(CONSEGNA 1)
Nel testo sulle elezioni comunali di Ascoli, in quali anni Piero Celani è stato sindaco?
(CONSEGNA 2)
Ricopia dal testo sulle elezioni comunali di Ascoli il passo che comincia con "In compenso la" e termina con "l’altra e viceversa.".
(CONSEGNA 3)
Scrivi il seguito del testo sulle elezioni comunali di Ascoli a partire dall'ultima frase riportata.

(ESTRATTO DEL DOCUMENTO)

In compenso la sinistra-sinistra ha dato segnali incoraggianti: la lista Ascolto e Partecipazione guidata dal medico Emidio Nardini ha incassato al primo turno un dignitoso 10%. Le due forze insieme sarebbero andate al ballottaggio, ma è uno di quei casi in cui la somma non fa in totale: si tratta di anime inconciliabili, dove va una non andrebbe mai l’altra e viceversa.

IL NUOVO SINDACO di Ascoli si chiama Marco Fioravanti, ha 36 anni, è soprannominato «lu benz» perché in gioventù ha fatto il benzinaio a Monticelli, periferia est, anche se adesso ha gli abiti, i toni e i colori del politico navigato. Già un anno fa sembrava fosse arrivato il suo momento: candidato all’uninominale per la Camera con la coalizione di centrodestra, perse maluccio contro un non molto noto avvocato del Movimento Cinque Stelle.

I miracoli a volte accadono e quella che sembrava una meteora destinata a sparire nel nulla adesso è sindaco. La scelta è stata fatta a Roma, e lo dicono tutti apertamente, come se fosse un vanto. I vertici di Lega, Fratelli d’Italia e Forza Italia hanno designato lui, poi però i forzisti si sono straniti, non hanno presentato il simbolo e così è nata la candidatura di Piero Celani, nato democristiano, cresciuto berlusconiano, sindaco per due mandati dal 1999 al 2009, poi presidente della Provincia e consigliere regionale almeno fino all’anno prossimo. Per tentare la riconquista di Ascoli, Celani aveva messo in piedi un esercito di revenants e vecchi lupi universalmente ritenuti bolliti. Al primo turno ha sfondato il 20% grazie alle preferenze personali dei cammellieri delle sue liste, al ballottaggio si è squagliato come neve al sole, la città l’ha rifiutato e lui è stato travolto dalla nuova destra giovane in maniche di camicia e jeans, con due ex esponenti del Pd imbarcate alla vigilia delle elezioni. Una, Monica Acciarri, ha preso un pacco di preferenze e troverà di sicuro posto in giunta.

L’EX SINDACO, Guido Castelli, è l’architetto della vittoria. In molti sospettano che Fioravanti sia poco più che un suo burattino e lui non fa niente per smentire queste voci. Anzi, nella notte del trionfo ha quasi confessato: «Celani ha voluto un referendum su di me e l’ha perso». Adesso per Castelli si spalancano le porte della candidatura a governatore della Regione Marche, con non poche possibilità di successo.

(MATERIALE FORNITO)
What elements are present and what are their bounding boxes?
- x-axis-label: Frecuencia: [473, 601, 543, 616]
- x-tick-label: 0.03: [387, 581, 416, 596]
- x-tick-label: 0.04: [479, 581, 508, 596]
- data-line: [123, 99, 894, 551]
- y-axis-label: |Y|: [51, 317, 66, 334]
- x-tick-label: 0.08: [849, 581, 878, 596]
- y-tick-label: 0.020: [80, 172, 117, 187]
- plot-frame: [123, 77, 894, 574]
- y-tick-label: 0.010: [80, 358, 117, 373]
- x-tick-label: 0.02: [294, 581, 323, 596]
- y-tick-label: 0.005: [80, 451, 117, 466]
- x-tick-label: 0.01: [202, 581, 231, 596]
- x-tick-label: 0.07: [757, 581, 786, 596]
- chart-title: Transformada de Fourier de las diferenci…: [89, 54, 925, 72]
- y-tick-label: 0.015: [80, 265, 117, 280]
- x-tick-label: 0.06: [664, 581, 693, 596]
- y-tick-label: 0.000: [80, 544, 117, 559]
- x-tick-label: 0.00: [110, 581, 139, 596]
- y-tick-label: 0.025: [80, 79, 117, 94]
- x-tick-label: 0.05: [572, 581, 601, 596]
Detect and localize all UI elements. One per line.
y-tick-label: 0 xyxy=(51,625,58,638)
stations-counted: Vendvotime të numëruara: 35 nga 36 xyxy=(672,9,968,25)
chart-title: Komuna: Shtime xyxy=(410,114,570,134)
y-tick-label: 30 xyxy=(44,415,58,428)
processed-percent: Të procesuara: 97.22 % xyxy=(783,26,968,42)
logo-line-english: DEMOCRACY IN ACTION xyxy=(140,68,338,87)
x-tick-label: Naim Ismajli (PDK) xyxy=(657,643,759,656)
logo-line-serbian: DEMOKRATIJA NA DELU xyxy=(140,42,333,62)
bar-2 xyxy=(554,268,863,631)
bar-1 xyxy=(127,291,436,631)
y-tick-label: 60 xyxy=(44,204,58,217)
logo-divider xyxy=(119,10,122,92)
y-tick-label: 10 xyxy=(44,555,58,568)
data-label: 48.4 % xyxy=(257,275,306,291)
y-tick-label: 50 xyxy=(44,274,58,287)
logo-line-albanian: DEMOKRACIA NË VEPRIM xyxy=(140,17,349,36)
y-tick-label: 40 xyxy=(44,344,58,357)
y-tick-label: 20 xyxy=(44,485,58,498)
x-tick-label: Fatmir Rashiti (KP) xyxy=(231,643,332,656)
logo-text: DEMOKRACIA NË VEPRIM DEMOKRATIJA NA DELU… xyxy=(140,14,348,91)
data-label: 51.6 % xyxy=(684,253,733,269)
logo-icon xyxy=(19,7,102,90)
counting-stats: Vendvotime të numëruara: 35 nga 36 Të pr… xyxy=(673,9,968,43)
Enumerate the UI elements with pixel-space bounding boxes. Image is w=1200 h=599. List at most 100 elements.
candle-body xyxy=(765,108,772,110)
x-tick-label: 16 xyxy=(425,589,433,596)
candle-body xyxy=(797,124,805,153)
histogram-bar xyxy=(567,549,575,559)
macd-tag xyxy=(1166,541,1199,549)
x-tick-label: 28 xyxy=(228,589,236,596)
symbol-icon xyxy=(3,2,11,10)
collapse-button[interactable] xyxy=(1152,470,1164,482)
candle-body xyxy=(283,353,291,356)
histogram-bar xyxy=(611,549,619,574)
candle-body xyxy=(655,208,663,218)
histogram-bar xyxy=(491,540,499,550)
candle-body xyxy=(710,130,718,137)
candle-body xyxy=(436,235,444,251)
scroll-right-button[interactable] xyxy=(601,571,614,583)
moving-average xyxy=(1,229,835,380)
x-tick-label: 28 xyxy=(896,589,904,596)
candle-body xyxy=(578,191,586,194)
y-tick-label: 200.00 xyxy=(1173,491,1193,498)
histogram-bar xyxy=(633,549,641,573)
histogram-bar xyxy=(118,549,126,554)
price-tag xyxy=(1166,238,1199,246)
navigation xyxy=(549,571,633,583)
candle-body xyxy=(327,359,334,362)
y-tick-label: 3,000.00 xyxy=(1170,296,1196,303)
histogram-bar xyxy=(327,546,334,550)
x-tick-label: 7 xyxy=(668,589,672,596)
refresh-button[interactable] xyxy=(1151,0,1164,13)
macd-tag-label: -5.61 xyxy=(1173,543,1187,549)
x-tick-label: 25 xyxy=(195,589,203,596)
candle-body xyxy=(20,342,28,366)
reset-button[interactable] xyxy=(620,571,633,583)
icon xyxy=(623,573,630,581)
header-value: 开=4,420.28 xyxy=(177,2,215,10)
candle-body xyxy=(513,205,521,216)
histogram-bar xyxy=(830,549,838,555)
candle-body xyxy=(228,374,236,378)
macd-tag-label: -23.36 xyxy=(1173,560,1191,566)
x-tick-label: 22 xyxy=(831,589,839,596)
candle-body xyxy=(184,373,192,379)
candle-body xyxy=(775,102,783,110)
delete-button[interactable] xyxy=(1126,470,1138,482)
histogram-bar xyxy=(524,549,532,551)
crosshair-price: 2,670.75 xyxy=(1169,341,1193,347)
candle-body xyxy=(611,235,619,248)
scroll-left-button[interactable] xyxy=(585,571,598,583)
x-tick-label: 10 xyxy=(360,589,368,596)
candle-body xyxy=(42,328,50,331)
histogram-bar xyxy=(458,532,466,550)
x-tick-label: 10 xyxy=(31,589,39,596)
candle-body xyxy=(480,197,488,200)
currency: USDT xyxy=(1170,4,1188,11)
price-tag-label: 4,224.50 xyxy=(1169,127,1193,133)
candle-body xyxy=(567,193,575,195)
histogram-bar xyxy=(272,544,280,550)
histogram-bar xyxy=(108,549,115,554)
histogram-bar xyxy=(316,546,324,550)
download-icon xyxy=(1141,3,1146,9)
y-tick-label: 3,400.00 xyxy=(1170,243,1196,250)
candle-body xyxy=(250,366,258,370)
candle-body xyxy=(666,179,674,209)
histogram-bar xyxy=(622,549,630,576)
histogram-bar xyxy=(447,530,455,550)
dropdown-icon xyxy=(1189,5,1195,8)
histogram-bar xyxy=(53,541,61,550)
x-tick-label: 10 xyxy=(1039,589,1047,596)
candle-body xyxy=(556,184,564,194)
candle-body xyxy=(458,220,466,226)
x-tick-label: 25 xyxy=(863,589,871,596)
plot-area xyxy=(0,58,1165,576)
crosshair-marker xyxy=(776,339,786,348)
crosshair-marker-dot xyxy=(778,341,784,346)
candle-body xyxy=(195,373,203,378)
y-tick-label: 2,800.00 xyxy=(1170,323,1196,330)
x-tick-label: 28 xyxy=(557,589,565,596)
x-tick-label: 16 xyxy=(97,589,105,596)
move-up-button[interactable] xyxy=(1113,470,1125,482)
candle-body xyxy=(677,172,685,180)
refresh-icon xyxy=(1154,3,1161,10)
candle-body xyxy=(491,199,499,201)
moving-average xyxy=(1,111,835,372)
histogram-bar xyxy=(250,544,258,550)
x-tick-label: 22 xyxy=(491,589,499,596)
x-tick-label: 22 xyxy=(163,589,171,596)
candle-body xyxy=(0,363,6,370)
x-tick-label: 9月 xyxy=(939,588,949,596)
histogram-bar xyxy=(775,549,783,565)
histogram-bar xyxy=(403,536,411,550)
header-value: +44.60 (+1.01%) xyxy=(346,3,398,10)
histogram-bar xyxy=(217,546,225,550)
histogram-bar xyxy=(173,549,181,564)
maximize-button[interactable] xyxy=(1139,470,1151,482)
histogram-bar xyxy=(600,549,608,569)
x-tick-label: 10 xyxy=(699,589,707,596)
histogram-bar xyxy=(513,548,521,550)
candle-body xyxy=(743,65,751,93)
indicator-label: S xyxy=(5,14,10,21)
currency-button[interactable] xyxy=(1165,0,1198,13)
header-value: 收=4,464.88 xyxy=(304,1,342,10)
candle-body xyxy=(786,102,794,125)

(SPAZIO RISPOSTA 1)
Dal 1999 al 2009, per due mandati.

(SPAZIO RISPOSTA 2)
In compenso la sinistra-sinistra ha dato segnali incoraggianti: la lista Ascolto e Partecipazione guidata dal medico Emidio Nardini ha incassato al primo turno un dignitoso 10%. Le due forze insieme sarebbero andate al ballottaggio, ma è uno di quei casi in cui la somma non fa in totale: si tratta di anime inconciliabili, dove va una non andrebbe mai l’altra e viceversa.

(SPAZIO RISPOSTA 3)
IL PD, PER QUESTO, ha più o meno dato indicazione di voto per Celani al ballottaggio, ipotizzando che una sconfitta di Fioravanti avrebbe azzoppato Castelli nella sua nuova corsa. Ragionamento giusto, risultato sbagliato: i numeri parlano da soli, anche se alle urne c’è andato solo un ascolano su due.

ADESSO TRA LE LOGGE della piazza del Popolo già cara a Citto Maselli, Dustin Hoffman e Giuseppe Piccioni, il clima pare essere cambiato, anche se in realtà è sempre lo stesso. Al massimo si è dimostrato che la destra italiana ha un futuro anche senza i berlusconiani.

«Cambiamo Ascoli», ha detto Fioravanti nella sbornia della vittoria. Proverà a farlo insieme a chi ha spadroneggiato nell’ultimo decennio, sostanzialmente senza opposizione.

IL CONTO FINALE È SALATO: il terremoto del 2016 ha accelerato la decrescita della popolazione, scesa sotto la soglia dei 50mila abitanti. Dal 2008 sono stati persi oltre 30mila posti di lavoro sulla zona industriale e la città appare cupa, grigia, ripiegata su se stessa. L’Istat certifica che questo è il territorio con i salari più bassi d’Italia. A poco servono i locali che aprono e chiudono in centro, nel sacro nome degli aperitivi hipster e di un turismo che non è mai decollato davvero. Il cambiamento, se mai ci sarà, è rinviato al 2024. Fa paura anche solo pensarci.